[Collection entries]
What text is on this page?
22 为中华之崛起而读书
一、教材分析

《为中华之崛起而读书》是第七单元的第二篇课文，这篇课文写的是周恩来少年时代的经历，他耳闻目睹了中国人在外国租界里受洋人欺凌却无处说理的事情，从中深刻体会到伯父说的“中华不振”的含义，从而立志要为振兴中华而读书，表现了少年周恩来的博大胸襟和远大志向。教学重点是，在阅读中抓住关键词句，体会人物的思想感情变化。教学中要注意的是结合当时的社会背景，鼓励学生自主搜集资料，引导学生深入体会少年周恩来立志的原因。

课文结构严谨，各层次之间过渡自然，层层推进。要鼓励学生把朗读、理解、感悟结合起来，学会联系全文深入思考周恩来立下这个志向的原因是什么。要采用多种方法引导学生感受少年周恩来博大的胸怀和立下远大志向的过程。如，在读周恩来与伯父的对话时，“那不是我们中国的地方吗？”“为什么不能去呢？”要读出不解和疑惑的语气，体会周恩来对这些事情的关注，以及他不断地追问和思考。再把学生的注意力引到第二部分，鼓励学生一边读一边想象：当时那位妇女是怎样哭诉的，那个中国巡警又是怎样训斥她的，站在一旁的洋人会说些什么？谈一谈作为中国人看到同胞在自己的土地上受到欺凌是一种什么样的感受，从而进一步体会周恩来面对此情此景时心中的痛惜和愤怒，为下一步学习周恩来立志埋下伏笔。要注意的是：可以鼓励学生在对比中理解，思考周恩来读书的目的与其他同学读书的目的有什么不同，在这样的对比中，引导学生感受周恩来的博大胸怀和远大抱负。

# Required work
Repeat the data above exactly.

# The reply
What text is on this page?
22 为中华之崛起而读书
一、教材分析

《为中华之崛起而读书》是第七单元的第二篇课文，这篇课文写的是周恩来少年时代的经历，他耳闻目睹了中国人在外国租界里受洋人欺凌却无处说理的事情，从中深刻体会到伯父说的“中华不振”的含义，从而立志要为振兴中华而读书，表现了少年周恩来的博大胸襟和远大志向。教学重点是，在阅读中抓住关键词句，体会人物的思想感情变化。教学中要注意的是结合当时的社会背景，鼓励学生自主搜集资料，引导学生深入体会少年周恩来立志的原因。

课文结构严谨，各层次之间过渡自然，层层推进。要鼓励学生把朗读、理解、感悟结合起来，学会联系全文深入思考周恩来立下这个志向的原因是什么。要采用多种方法引导学生感受少年周恩来博大的胸怀和立下远大志向的过程。如，在读周恩来与伯父的对话时，“那不是我们中国的地方吗？”“为什么不能去呢？”要读出不解和疑惑的语气，体会周恩来对这些事情的关注，以及他不断地追问和思考。再把学生的注意力引到第二部分，鼓励学生一边读一边想象：当时那位妇女是怎样哭诉的，那个中国巡警又是怎样训斥她的，站在一旁的洋人会说些什么？谈一谈作为中国人看到同胞在自己的土地上受到欺凌是一种什么样的感受，从而进一步体会周恩来面对此情此景时心中的痛惜和愤怒，为下一步学习周恩来立志埋下伏笔。要注意的是：可以鼓励学生在对比中理解，思考周恩来读书的目的与其他同学读书的目的有什么不同，在这样的对比中，引导学生感受周恩来的博大胸怀和远大抱负。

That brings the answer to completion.